> Document section:
89.  A lay member also questioned whether the provision in section 1(3) was needed. He argued that in February 2009 the General Synod had sent a strong signal that racism would not be tolerated in the Church, because it was inconsistent with Christian discipleship. He went on to suggest that if criminal proceedings were successfully brought against a cleric under the Racial and Religious Hatred Act 2006, disciplinary procedures could be triggered under the existing provisions of the 2003 Measure.

90.  The Steering Committee opposed the proposal that section 1(3) be removed from the Measure, on the basis that the General Synod had made a policy decision in February 2009 when it approved the private member's motion requiring provision of this kind to be made, and the Steering Committee believed it should seek to implement that policy. The Revision Committee agreed with the Steering Committee.

91.  A member of the House of Clergy proposed that the provision enabling the House of Bishops to make declarations about particular organisations should be omitted, and that instead the House should be required to issue guidelines on racial equality to help clergy know what they could or could not do. The Revision Committee was advised that such an amendment would not be compatible with Article 10 (freedom of expression) and Article 11 (freedom of assembly and association) of the Convention because it would remove the element of certainty, and would substitute merely guidelines. A cleric would not therefore know if it were misconduct to promote, support or belong to a particular organisation until a disciplinary tribunal had ruled as to whether or not the organisation complied with the guidelines. In the light of this advice, the member withdrew his proposed amendment.

92.  At First Consideration Stage section 1(3) of the Measure provided no mechanism for a declaration by the House of Bishops to be referred to the General Synod for debate and approval. It provided for any declaration by the House to be passed by a simple majority. A lay member, whilst agreeing that it was appropriate that the House of Bishops should initially decide under section 1(3) which groups or organisations were incompatible with the Church's teaching on racial equality, submitted that any such decision should require a two-thirds majority in the House, because it would be creating an exception to the general principle in section 8(3) of the 2003 Measure that no proceedings for unbecoming conduct could be taken in respect of lawful political opinions or activities. He proposed a further safeguard that any decision by the House of Bishops to proscribe a body should be ratified by the other two Houses of the General Synod, but ratification could be deemed to be given unless within 28 days of the declaration by the House of Bishops 10 members of either of the other two Houses of the General Synod called for a debate. The lay member proposed that all clergy in active ministry should be notified by their respective dioceses when the House of Bishops made a declaration under section 1(3).

(A run of lines)
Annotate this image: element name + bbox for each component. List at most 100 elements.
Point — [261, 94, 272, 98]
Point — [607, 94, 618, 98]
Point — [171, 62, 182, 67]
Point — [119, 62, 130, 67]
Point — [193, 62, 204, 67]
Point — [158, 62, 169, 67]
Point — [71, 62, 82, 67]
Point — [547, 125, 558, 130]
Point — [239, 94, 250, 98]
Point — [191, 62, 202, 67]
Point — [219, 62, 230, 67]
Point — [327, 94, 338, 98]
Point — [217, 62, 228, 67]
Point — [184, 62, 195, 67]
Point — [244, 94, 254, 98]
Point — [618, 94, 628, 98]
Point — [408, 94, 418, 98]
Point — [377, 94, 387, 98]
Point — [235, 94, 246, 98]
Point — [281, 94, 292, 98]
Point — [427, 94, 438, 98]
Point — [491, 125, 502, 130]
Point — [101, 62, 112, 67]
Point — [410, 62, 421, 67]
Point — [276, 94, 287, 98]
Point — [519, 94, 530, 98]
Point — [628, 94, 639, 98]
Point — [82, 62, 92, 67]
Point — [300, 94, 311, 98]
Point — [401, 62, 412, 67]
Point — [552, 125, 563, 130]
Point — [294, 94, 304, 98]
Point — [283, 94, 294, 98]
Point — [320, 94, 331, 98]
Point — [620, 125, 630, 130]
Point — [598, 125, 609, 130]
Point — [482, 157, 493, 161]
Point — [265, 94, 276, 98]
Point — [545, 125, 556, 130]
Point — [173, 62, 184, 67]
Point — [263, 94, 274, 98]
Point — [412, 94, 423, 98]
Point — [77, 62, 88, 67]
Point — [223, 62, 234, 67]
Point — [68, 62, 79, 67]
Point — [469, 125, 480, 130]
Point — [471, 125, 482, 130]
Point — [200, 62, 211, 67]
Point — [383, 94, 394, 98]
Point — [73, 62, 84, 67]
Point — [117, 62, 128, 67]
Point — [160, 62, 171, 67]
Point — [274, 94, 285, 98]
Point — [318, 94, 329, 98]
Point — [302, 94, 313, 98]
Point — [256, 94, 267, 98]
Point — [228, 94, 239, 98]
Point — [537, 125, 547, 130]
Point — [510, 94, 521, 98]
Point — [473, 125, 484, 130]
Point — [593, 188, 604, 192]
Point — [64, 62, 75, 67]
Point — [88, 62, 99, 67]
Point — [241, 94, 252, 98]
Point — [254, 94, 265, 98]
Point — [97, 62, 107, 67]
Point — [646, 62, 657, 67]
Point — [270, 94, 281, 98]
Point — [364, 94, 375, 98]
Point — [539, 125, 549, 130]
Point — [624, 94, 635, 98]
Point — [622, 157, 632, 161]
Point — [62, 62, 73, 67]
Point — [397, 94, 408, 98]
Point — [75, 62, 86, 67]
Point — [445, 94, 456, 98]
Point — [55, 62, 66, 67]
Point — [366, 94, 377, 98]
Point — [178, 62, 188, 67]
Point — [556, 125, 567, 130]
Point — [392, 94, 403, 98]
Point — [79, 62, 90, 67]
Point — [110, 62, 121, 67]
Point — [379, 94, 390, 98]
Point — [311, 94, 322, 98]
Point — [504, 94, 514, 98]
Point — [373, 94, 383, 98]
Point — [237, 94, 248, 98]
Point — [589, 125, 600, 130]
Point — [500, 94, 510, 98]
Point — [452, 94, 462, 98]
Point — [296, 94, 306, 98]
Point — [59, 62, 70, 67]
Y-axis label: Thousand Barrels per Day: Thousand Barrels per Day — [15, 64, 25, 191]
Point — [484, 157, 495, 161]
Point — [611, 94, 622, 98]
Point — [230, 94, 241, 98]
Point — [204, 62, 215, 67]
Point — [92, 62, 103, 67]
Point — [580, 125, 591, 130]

> What you need to do:
a - In the General Synod committee report, what majority did the lay member in paragraph 92 want the House of Bishops to need for a declaration under section 1(3)?
b - Extend the General Synod committee report, picking up after its final sentence.

> Answers to each task:
a - A two-thirds majority in the House.

b -
93.  A member of the House of Clergy supported the proposal that a declaration of the House of Bishops under section 1(3) should be subject to an approval process involving the General Synod. He too submitted that approval should be deemed unless Synod members wished to debate the proposed declaration. He further submitted that clergy should be given a period of grace following a declaration within which to sever their links with any proscribed organisation, otherwise they could be unwittingly guilty of misconduct.

94.  The Steering Committee was sympathetic to the proposal that the General Synod should be involved in approving the declarations of incompatibility made by the House of Bishops, and it was mindful that section 1(3) would affect rights granted under Articles 10 and 11 of the Convention. The Steering Committee was therefore in favour of the General Synod having a role to play in approving declarations of incompatibility under section 1(3), and noted that any approval process would necessarily result in a period during which individual clergy could take action to distance themselves from any incompatible organisation.

95.  The Revision Committee accepted the proposal that a declaration by the House of Bishops under section 1(3) should require a two-thirds majority.

96.  The Revision Committee also agreed with the Steering Committee that a declaration by the House of Bishops under section 1(3) should be subject to an approval process involving the General Synod before it could come into force. The Revision Committee further agreed that any approval process would apply not only when a declaration of incompatibility was made but also when any such declaration was revoked by the House of Bishops.

97.  The Revision Committee accepted the submissions that Synodical approval could be deemed to be given unless a debate was called for by a given number of the members of Synod. It agreed that the number of Synod members required to call for a debate should be 25, and that requests for a debate should be made in writing to the Clerk to the Synod in accordance with the requirements of Standing Orders.

98.  The Revision Committee considered whether Synodical approval following debate should be by the whole Synod or by the Houses of Clergy and Laity meeting separately. A debate in the whole Synod would enable members of the House of Bishops to take part and explain the House's rationale for the declaration. The Revision Committee therefore agreed that it would be more appropriate for the whole Synod to debate an approval motion, so that any contentious declarations would consequently be endorsed by Synod as a whole.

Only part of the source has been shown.